***** DOCUMENT EXCERPT
Pages

Sunday

Warri conflict, bloodshed changed my writings —Efemena, UK-based writer

He witnessed the Warri crisis during Abacha’s regime and that changed his entire being. Born and raised in Warri, Delta State, Efemena Agadama, a UK based Isoko writer, got his National Diploma in Mass Communication from the Federal Polytechnic Oko before proceeding to University College Kensington, London where he bagged a Higher National Diploma in Computing. The writer who later got his Masters in Information Technology at the Cardiff Metropolitan University, Wales, in this interview, shares the transformation his writings have undergone over the years. Excerpt.
At what point did you decide to become a writer?

I started writing while in secondary school but they were comedies. I was a comedian so had to write comedies to make people laugh and that continued while I was in Federal Polytechnic Oko. But the turning point came during the Warri crisis, between the Itsekiris and the Ijaws. The crisis was horrible. It was bloody. Every night, we awaited the cry of massacre somewhere. No one deserved to witness such a bloody conflict again.
We saw youths with double barrel guns, AK47, axes, machetes and charms hunting their fellow mankind. Humans were hunted like goats. The most terrible thing of all was that our very compound, where we lived, shared the same fence with the Meinbutu boys. The most dreaded and scary militant youth of that crisis. Those Meinbutu boys sacked the occupants of that very compound and occupied it. It became their headquarters. They brought their juju priest and armoury. And our backyard became their training ground. You either wake up with the sounds of sporadic gunfire or you sleep with gunshots echoing everywhere. There were things the eyes saw that the eyes should never have seen. I knew my childhood, teenage years and adulthood were painted with conflicts and bloodshed in Warri but that Abacha’s instigated conflict of the mid 90s was the mother of all conflicts that changed my writing from comedy to tragedy.
**********
***** DATA SUPPLIED
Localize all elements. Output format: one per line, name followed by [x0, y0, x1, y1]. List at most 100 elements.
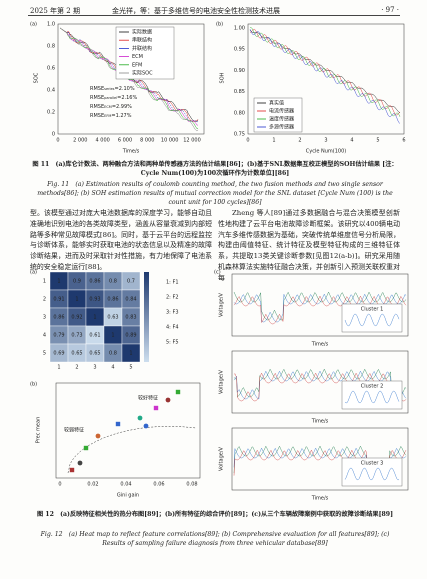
curve — [233, 293, 407, 323]
curve — [249, 29, 401, 113]
caption-cn: 图 12 (a)反映特征相关性的热分布图[89]；(b)所有特征的综合评价[89… — [36, 511, 394, 518]
curve — [344, 313, 400, 327]
panel-label: (b) — [30, 382, 37, 388]
legend-box — [253, 97, 303, 133]
cell-value: 0.65 — [71, 351, 82, 357]
x-tick-label: 2 000 — [73, 138, 87, 144]
legend-label: 并联结构 — [132, 45, 152, 52]
x-tick-label: 0.04 — [120, 482, 131, 488]
legend-label: ECM — [132, 54, 143, 60]
legend-box — [115, 26, 175, 80]
curve — [59, 27, 199, 129]
row-label: 4 — [43, 333, 46, 339]
cluster-label: Cluster 2 — [361, 384, 384, 390]
curve — [249, 29, 401, 124]
caption-en: Fig. 12 (a) Heat map to reflect feature … — [40, 531, 390, 547]
row-label: 3 — [43, 315, 46, 321]
legend-label: 多源传感器 — [269, 124, 294, 131]
x-tick-label: 6 000 — [118, 138, 132, 144]
cell-value: 0.92 — [71, 315, 82, 321]
rmse-main: RMSE — [90, 86, 104, 92]
axis-label: Time/s — [311, 419, 329, 425]
x-tick-label: 0.02 — [87, 482, 98, 488]
figure-12c: (c) Voltage/V Time/s Cluster 1 Voltage/V Time… — [214, 270, 409, 502]
plot-frame — [57, 23, 205, 135]
rmse-sub: series — [104, 87, 115, 91]
x-tick-label: 0.08 — [186, 482, 197, 488]
curve — [249, 27, 401, 117]
cell-value: 0.84 — [125, 297, 136, 303]
cell-value: 0.65 — [89, 351, 100, 357]
feature-marker — [137, 415, 143, 421]
plot-frame — [231, 350, 409, 414]
cell-value: 0.93 — [89, 297, 100, 303]
cell-value: 0.63 — [107, 315, 118, 321]
feature-marker — [143, 423, 149, 429]
feature-marker — [153, 405, 159, 411]
row-label: 2 — [43, 297, 46, 303]
y-tick-label: 0.85 — [234, 89, 245, 95]
axis-label: Voltage/V — [219, 369, 225, 393]
cell-value: 0.69 — [53, 351, 64, 357]
rmse-annotation: RMSEECM=2.99% — [90, 104, 132, 110]
feature-marker — [77, 460, 83, 466]
curve — [233, 295, 407, 325]
rmse-sub: parallel — [104, 96, 117, 100]
cell-value: 1 — [129, 351, 132, 357]
rmse-main: RMSE — [90, 113, 104, 119]
cell-value: 0.61 — [89, 333, 100, 339]
cell-value: 0.91 — [53, 297, 64, 303]
feature-marker — [69, 467, 75, 473]
y-tick-label: 1.0 — [47, 22, 55, 28]
figure-11a: (a) 0 2 000 4 000 6 000 8 000 10 000 12 000 0 0.2… — [30, 22, 205, 155]
legend-label: 温度传感器 — [269, 116, 294, 123]
caption-en: Fig. 11 (a) Estimation results of coulom… — [37, 181, 393, 206]
axis-label: Cycle Num(100) — [306, 149, 347, 155]
rmse-value: =2.16% — [117, 95, 137, 101]
x-tick-label: 0.06 — [153, 482, 164, 488]
feature-marker — [95, 433, 101, 439]
legend-label: 实际数据 — [132, 29, 152, 36]
axis-label: Gini gain — [117, 493, 139, 499]
rmse-sub: EFM — [104, 114, 111, 118]
legend-label: 串联结构 — [132, 37, 152, 44]
legend-label: EFM — [132, 62, 142, 68]
running-title: 金光祥，等：基于多维信号的电池安全性检测技术进展 — [112, 7, 280, 15]
x-tick-label: 6 — [402, 138, 405, 144]
axis-label: Time/s — [311, 496, 329, 502]
axis-label: SOC — [34, 72, 40, 83]
curve — [67, 426, 197, 474]
issue: 2025 年第 2 期 — [30, 7, 80, 15]
x-tick-label: 5 — [376, 138, 379, 144]
panel-label: (c) — [214, 270, 221, 276]
cluster-label: Cluster 1 — [361, 307, 384, 313]
feature-marker — [83, 445, 89, 451]
panel-label: (a) — [30, 270, 37, 276]
cell-value: 0.79 — [53, 333, 64, 339]
x-tick-label: 3 — [324, 138, 327, 144]
cell-value: 0.8 — [109, 279, 117, 285]
cell-value: 0.86 — [107, 297, 118, 303]
y-tick-label: 0.8 — [47, 44, 55, 50]
header-rule — [28, 15, 400, 16]
y-tick-label: 0.4 — [47, 88, 55, 94]
cell-value: 0.89 — [125, 333, 136, 339]
feature-marker — [175, 389, 181, 395]
feature-key: 2: F2 — [166, 295, 179, 301]
row-label: 1 — [43, 279, 46, 285]
axis-label: Time/s — [311, 342, 329, 348]
x-tick-label: 0 — [56, 138, 59, 144]
curve — [344, 467, 400, 481]
rmse-annotation: RMSEseries=2.10% — [90, 86, 135, 92]
feature-key: 4: F4 — [166, 325, 179, 331]
rmse-value: =2.10% — [115, 86, 135, 92]
plot-frame — [231, 273, 409, 337]
y-tick-label: 0.80 — [234, 110, 245, 116]
y-tick-label: 0.90 — [234, 68, 245, 74]
curve — [233, 370, 407, 400]
caption-cn: 图 11 (a)库仑计数法、两种融合方法和两种单传感器方法的估计结果[86]；(… — [32, 161, 398, 177]
cell-value: 0.83 — [125, 315, 136, 321]
x-tick-label: 0 — [58, 482, 61, 488]
feature-marker — [165, 397, 171, 403]
legend-label: 实际SOC — [132, 70, 153, 77]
**********
→ **DIRECTION**:
Write what comes next in the interview with Efemena Agadama about the Warri crisis, starting after its final sentence. The rows play no part in this work.

→ **EXERCISE RESULT**:
Any published works?
My first play, Drumbeats for Darkness, was published during the Niger Delta conflict. It wasn’t for profit so we gave copies to youths, especially students. We then went on to perform the play in streets, market places and institutions in Warri and environs.
I have a novel that really revealed more details of the Niger Delta crisis but it’s in the editing stage in US. My most recent play is still in manuscript but it has been read and performed in London and Paris. Certainly, more of my literary works should be in published form in 2015.
Opportunities writing as diaspora citizen?
There are opportunities in the diaspora but you must have a strong passion and never get tired in trying to make your work stand out. Writing is competitive so you must unravel from your work what will give you that competitive edge and hold on to it. It is the same philosophy in other spheres of life. One beauty about London is that you will always find very passionate actors who are willing to perform your work – paid or unpaid. This gives room for upcoming and established writers to have their work performed before audiences. Once your literary piece is good, you will always have reception for it.
Any major challenges writing abroad?
What matters abroad especially in London is to make your work stand out, don’t stay isolated from the literary network and learn to use the social media. The social media is a new channel that can build bridges for you in the world of writing. As for challenges, there is no special difference as with other parts of the world.
What genres do you prefer working on?
I write poetic-drama. They are tragedies. They have the sharpness to pierce your heart and you will feel the message for a long time. When Farewell Sister was being performed at the New Diorama Theatre in London, I watched the response of the audience. You will know that something was piercing them. I write my works from the great pains that I felt during the Warri crisis – the dusk to dawn curfew, the shootings, the screaming, the siren, the dreaded nightfall, the spill of human blood and the fear of a waiting death knocking at the doors of our hearts. We perceived death during the day and at night so when I write, I expect the audience to have that sharp piercing too. I do have poems and currently have my first novel being edited in the US.
Is writing your passion or major career?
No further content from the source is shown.